* _Exercise instructions_: Restate each of the lines given below, word for word.

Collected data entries
● ● ● ● ●

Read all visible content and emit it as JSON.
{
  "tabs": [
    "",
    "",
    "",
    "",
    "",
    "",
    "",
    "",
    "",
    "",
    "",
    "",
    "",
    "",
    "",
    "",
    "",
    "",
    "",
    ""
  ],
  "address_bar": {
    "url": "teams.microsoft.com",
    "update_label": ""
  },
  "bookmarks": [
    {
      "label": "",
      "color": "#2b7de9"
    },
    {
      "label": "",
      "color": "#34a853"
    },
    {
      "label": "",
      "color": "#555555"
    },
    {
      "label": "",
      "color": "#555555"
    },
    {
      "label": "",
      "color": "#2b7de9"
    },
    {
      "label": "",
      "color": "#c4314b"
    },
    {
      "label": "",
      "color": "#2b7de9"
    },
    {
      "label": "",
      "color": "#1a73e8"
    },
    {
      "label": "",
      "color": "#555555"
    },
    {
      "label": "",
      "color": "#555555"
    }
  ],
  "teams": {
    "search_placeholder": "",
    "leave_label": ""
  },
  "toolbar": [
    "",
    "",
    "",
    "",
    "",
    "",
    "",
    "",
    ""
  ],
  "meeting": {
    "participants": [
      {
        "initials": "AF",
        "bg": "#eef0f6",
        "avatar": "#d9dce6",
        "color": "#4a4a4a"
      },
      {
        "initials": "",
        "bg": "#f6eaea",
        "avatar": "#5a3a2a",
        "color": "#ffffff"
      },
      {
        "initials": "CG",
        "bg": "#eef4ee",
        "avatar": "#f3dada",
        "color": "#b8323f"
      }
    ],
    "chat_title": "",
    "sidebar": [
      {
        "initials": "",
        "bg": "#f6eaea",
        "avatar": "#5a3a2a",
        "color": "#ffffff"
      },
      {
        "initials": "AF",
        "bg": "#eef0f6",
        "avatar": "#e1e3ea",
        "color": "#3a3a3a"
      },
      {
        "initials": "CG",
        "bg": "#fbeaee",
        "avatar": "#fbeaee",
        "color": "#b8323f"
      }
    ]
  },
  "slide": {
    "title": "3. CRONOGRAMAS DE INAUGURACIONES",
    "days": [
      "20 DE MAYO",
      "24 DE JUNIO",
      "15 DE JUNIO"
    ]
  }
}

● ● ● ● ●

* _Result of the exercise_:
Read all visible content and emit it as JSON.
{
  "tabs": [
    "",
    "",
    "",
    "",
    "",
    "",
    "",
    "",
    "",
    "",
    "",
    "",
    "",
    "",
    "",
    "",
    "",
    "",
    "",
    ""
  ],
  "address_bar": {
    "url": "teams.microsoft.com",
    "update_label": ""
  },
  "bookmarks": [
    {
      "label": "",
      "color": "#2b7de9"
    },
    {
      "label": "",
      "color": "#34a853"
    },
    {
      "label": "",
      "color": "#555555"
    },
    {
      "label": "",
      "color": "#555555"
    },
    {
      "label": "",
      "color": "#2b7de9"
    },
    {
      "label": "",
      "color": "#c4314b"
    },
    {
      "label": "",
      "color": "#2b7de9"
    },
    {
      "label": "",
      "color": "#1a73e8"
    },
    {
      "label": "",
      "color": "#555555"
    },
    {
      "label": "",
      "color": "#555555"
    }
  ],
  "teams": {
    "search_placeholder": "",
    "leave_label": ""
  },
  "toolbar": [
    "",
    "",
    "",
    "",
    "",
    "",
    "",
    "",
    ""
  ],
  "meeting": {
    "participants": [
      {
        "initials": "AF",
        "bg": "#eef0f6",
        "avatar": "#d9dce6",
        "color": "#4a4a4a"
      },
      {
        "initials": "",
        "bg": "#f6eaea",
        "avatar": "#5a3a2a",
        "color": "#ffffff"
      },
      {
        "initials": "CG",
        "bg": "#eef4ee",
        "avatar": "#f3dada",
        "color": "#b8323f"
      }
    ],
    "chat_title": "",
    "sidebar": [
      {
        "initials": "",
        "bg": "#f6eaea",
        "avatar": "#5a3a2a",
        "color": "#ffffff"
      },
      {
        "initials": "AF",
        "bg": "#eef0f6",
        "avatar": "#e1e3ea",
        "color": "#3a3a3a"
      },
      {
        "initials": "CG",
        "bg": "#fbeaee",
        "avatar": "#fbeaee",
        "color": "#b8323f"
      }
    ]
  },
  "slide": {
    "title": "3. CRONOGRAMAS DE INAUGURACIONES",
    "days": [
      "20 DE MAYO",
      "24 DE JUNIO",
      "15 DE JUNIO"
    ]
  }
}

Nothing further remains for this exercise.